### To be done
Copy out every line of each listing below word for word, leaving out the pictures.

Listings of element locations
— begin —
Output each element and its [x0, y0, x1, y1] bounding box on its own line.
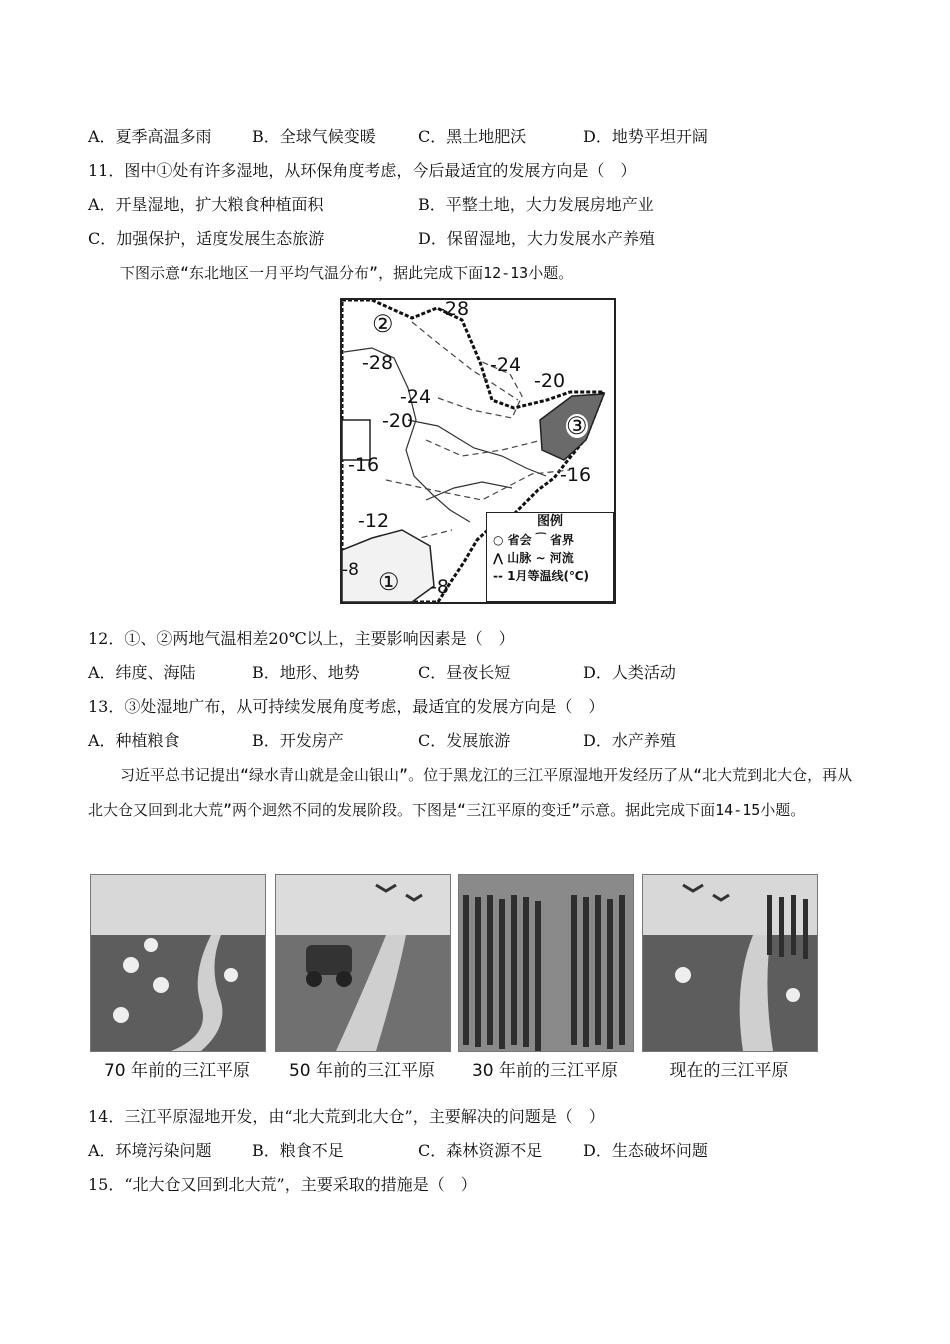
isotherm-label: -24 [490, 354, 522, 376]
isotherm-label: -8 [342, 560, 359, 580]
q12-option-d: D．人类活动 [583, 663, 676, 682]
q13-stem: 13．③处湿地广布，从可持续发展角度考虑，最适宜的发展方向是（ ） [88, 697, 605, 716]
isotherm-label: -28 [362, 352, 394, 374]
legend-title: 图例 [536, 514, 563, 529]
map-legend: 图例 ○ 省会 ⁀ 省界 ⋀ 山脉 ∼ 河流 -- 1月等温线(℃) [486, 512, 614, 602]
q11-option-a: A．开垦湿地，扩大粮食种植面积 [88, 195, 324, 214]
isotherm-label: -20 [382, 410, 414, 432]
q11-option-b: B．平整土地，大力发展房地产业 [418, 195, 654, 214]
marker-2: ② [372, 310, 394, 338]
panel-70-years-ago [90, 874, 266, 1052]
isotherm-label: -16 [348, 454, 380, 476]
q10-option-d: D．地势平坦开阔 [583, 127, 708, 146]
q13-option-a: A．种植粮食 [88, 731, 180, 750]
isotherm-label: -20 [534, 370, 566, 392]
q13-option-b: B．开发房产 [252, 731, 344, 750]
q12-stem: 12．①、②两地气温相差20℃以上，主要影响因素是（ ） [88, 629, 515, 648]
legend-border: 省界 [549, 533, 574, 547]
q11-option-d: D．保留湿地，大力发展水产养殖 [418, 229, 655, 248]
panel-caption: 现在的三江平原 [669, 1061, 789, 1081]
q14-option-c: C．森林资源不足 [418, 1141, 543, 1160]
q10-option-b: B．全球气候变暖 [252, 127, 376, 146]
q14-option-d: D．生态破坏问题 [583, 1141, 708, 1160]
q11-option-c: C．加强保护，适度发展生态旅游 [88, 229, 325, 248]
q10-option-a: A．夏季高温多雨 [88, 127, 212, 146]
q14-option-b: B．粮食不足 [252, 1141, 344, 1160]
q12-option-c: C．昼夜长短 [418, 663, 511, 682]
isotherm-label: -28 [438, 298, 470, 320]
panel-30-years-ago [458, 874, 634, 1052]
— end —
### Written response
Output each element and its [x0, y0, x1, y1] bounding box on its own line.
isotherm-label: -24 [490, 354, 522, 376]
isotherm-label: -8 [342, 560, 359, 580]
q12-option-d: D．人类活动 [583, 663, 676, 682]
q13-stem: 13．③处湿地广布，从可持续发展角度考虑，最适宜的发展方向是（ ） [88, 697, 605, 716]
isotherm-label: -28 [362, 352, 394, 374]
legend-title: 图例 [536, 514, 563, 529]
map-legend: 图例 ○ 省会 ⁀ 省界 ⋀ 山脉 ∼ 河流 -- 1月等温线(℃) [486, 512, 614, 602]
q11-option-a: A．开垦湿地，扩大粮食种植面积 [88, 195, 324, 214]
isotherm-label: -20 [382, 410, 414, 432]
q11-option-b: B．平整土地，大力发展房地产业 [418, 195, 654, 214]
marker-2: ② [372, 310, 394, 338]
panel-70-years-ago [90, 874, 266, 1052]
isotherm-label: -16 [348, 454, 380, 476]
q10-option-d: D．地势平坦开阔 [583, 127, 708, 146]
q13-option-a: A．种植粮食 [88, 731, 180, 750]
isotherm-label: -20 [534, 370, 566, 392]
q13-option-b: B．开发房产 [252, 731, 344, 750]
q12-stem: 12．①、②两地气温相差20℃以上，主要影响因素是（ ） [88, 629, 515, 648]
legend-border: 省界 [549, 533, 574, 547]
q11-option-d: D．保留湿地，大力发展水产养殖 [418, 229, 655, 248]
panel-caption: 现在的三江平原 [669, 1061, 789, 1081]
q14-option-c: C．森林资源不足 [418, 1141, 543, 1160]
q10-option-b: B．全球气候变暖 [252, 127, 376, 146]
q14-option-d: D．生态破坏问题 [583, 1141, 708, 1160]
q11-option-c: C．加强保护，适度发展生态旅游 [88, 229, 325, 248]
q10-option-a: A．夏季高温多雨 [88, 127, 212, 146]
q14-option-b: B．粮食不足 [252, 1141, 344, 1160]
q12-option-c: C．昼夜长短 [418, 663, 511, 682]
isotherm-label: -28 [438, 298, 470, 320]
panel-30-years-ago [458, 874, 634, 1052]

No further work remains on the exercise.